▸ **Task to complete**:
Below are some records: retype them all exactly, but not the pictures.

-- START OF Data in this exercise --

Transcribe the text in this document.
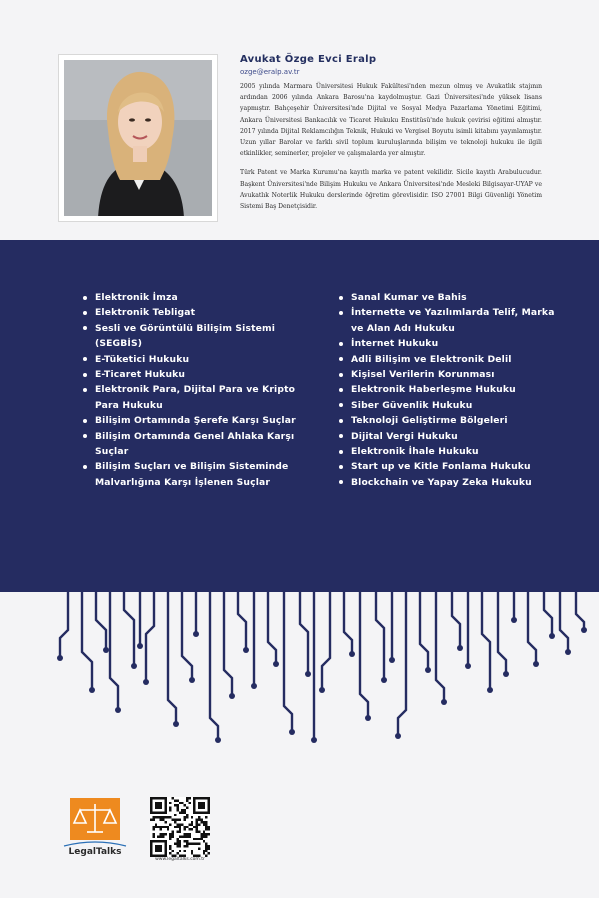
Avukat Özge Evci Eralp
ozge@eralp.av.tr

2005 yılında Marmara Üniversitesi Hukuk Fakültesi'nden mezun olmuş ve Avukatlık stajının ardından 2006 yılında Ankara Barosu'na kaydolmuştur. Gazi Üniversitesi'nde yüksek lisans yapmıştır. Bahçeşehir Üniversitesi'nde Dijital ve Sosyal Medya Pazarlama Yönetimi Eğitimi, Ankara Üniversitesi Bankacılık ve Ticaret Hukuku Enstitüsü'nde hukuk çevirisi eğitimi almıştır. 2017 yılında Dijital Reklamcılığın Teknik, Hukuki ve Vergisel Boyutu isimli kitabını yayınlamıştır. Uzun yıllar Barolar ve farklı sivil toplum kuruluşlarında bilişim ve teknoloji hukuku ile ilgili etkinlikler, seminerler, projeler ve çalışmalarda yer almıştır.

Türk Patent ve Marka Kurumu'na kayıtlı marka ve patent vekilidir. Sicile kayıtlı Arabulucudur. Başkent Üniversitesi'nde Bilişim Hukuku ve Ankara Üniversitesi'nde Mesleki Bilgisayar-UYAP ve Avukatlık Noterlik Hukuku derslerinde öğretim görevlisidir. ISO 27001 Bilgi Güvenliği Yönetim Sistemi Baş Denetçisidir.

Elektronik İmza
Elektronik Tebligat
Sesli ve Görüntülü Bilişim Sistemi (SEGBİS)
E-Tüketici Hukuku
E-Ticaret Hukuku
Elektronik Para, Dijital Para ve Kripto Para Hukuku
Bilişim Ortamında Şerefe Karşı Suçlar
Bilişim Ortamında Genel Ahlaka Karşı Suçlar
Bilişim Suçları ve Bilişim Sisteminde Malvarlığına Karşı İşlenen Suçlar
Sanal Kumar ve Bahis
İnternette ve Yazılımlarda Telif, Marka ve Alan Adı Hukuku
İnternet Hukuku
Adli Bilişim ve Elektronik Delil
Kişisel Verilerin Korunması
Elektronik Haberleşme Hukuku
Siber Güvenlik Hukuku
Teknoloji Geliştirme Bölgeleri
Dijital Vergi Hukuku
Elektronik İhale Hukuku
Start up ve Kitle Fonlama Hukuku
Blockchain ve Yapay Zeka Hukuku
LegalTalks
www.legaltalks.com.tr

-- END OF Data in this exercise --

▸ **Result of the exercise**:
Transcribe the text in this document.
Avukat Özge Evci Eralp
ozge@eralp.av.tr

2005 yılında Marmara Üniversitesi Hukuk Fakültesi'nden mezun olmuş ve Avukatlık stajının ardından 2006 yılında Ankara Barosu'na kaydolmuştur. Gazi Üniversitesi'nde yüksek lisans yapmıştır. Bahçeşehir Üniversitesi'nde Dijital ve Sosyal Medya Pazarlama Yönetimi Eğitimi, Ankara Üniversitesi Bankacılık ve Ticaret Hukuku Enstitüsü'nde hukuk çevirisi eğitimi almıştır. 2017 yılında Dijital Reklamcılığın Teknik, Hukuki ve Vergisel Boyutu isimli kitabını yayınlamıştır. Uzun yıllar Barolar ve farklı sivil toplum kuruluşlarında bilişim ve teknoloji hukuku ile ilgili etkinlikler, seminerler, projeler ve çalışmalarda yer almıştır.

Türk Patent ve Marka Kurumu'na kayıtlı marka ve patent vekilidir. Sicile kayıtlı Arabulucudur. Başkent Üniversitesi'nde Bilişim Hukuku ve Ankara Üniversitesi'nde Mesleki Bilgisayar-UYAP ve Avukatlık Noterlik Hukuku derslerinde öğretim görevlisidir. ISO 27001 Bilgi Güvenliği Yönetim Sistemi Baş Denetçisidir.

Elektronik İmza
Elektronik Tebligat
Sesli ve Görüntülü Bilişim Sistemi (SEGBİS)
E-Tüketici Hukuku
E-Ticaret Hukuku
Elektronik Para, Dijital Para ve Kripto Para Hukuku
Bilişim Ortamında Şerefe Karşı Suçlar
Bilişim Ortamında Genel Ahlaka Karşı Suçlar
Bilişim Suçları ve Bilişim Sisteminde Malvarlığına Karşı İşlenen Suçlar
Sanal Kumar ve Bahis
İnternette ve Yazılımlarda Telif, Marka ve Alan Adı Hukuku
İnternet Hukuku
Adli Bilişim ve Elektronik Delil
Kişisel Verilerin Korunması
Elektronik Haberleşme Hukuku
Siber Güvenlik Hukuku
Teknoloji Geliştirme Bölgeleri
Dijital Vergi Hukuku
Elektronik İhale Hukuku
Start up ve Kitle Fonlama Hukuku
Blockchain ve Yapay Zeka Hukuku
LegalTalks
www.legaltalks.com.tr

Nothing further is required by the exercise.